▸ **What the task requires**: Spot every line with the word "JSON" and return it.

### Given records ###

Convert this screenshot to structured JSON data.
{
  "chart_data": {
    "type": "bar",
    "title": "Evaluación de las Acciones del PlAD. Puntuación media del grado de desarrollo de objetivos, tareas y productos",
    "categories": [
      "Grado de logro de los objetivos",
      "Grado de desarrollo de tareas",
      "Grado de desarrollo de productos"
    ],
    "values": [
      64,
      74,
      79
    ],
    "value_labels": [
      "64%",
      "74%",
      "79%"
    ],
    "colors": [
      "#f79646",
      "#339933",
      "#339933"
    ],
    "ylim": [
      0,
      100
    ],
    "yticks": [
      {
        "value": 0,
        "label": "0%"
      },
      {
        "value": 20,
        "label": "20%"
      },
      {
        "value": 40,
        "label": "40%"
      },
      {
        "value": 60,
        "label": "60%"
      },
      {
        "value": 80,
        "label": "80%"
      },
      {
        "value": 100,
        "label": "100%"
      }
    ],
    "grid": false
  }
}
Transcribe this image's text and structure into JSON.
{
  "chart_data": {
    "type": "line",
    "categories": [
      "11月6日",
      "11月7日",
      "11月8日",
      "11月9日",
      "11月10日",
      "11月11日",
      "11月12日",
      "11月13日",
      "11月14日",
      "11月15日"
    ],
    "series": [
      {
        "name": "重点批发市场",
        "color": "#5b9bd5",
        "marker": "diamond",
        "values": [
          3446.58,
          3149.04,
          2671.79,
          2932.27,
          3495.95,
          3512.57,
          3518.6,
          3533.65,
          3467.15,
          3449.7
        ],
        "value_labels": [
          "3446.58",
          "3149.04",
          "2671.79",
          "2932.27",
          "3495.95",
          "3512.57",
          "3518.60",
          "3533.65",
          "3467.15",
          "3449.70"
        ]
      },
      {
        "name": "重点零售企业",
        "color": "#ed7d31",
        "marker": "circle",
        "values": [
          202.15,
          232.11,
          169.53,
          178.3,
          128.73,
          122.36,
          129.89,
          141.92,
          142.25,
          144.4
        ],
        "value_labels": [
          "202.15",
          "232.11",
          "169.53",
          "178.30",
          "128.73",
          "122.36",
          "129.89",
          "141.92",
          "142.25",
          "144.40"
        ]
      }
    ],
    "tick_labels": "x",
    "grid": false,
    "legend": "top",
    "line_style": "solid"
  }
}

###

▸ **Response**:
Convert this screenshot to structured JSON data.
Transcribe this image's text and structure into JSON.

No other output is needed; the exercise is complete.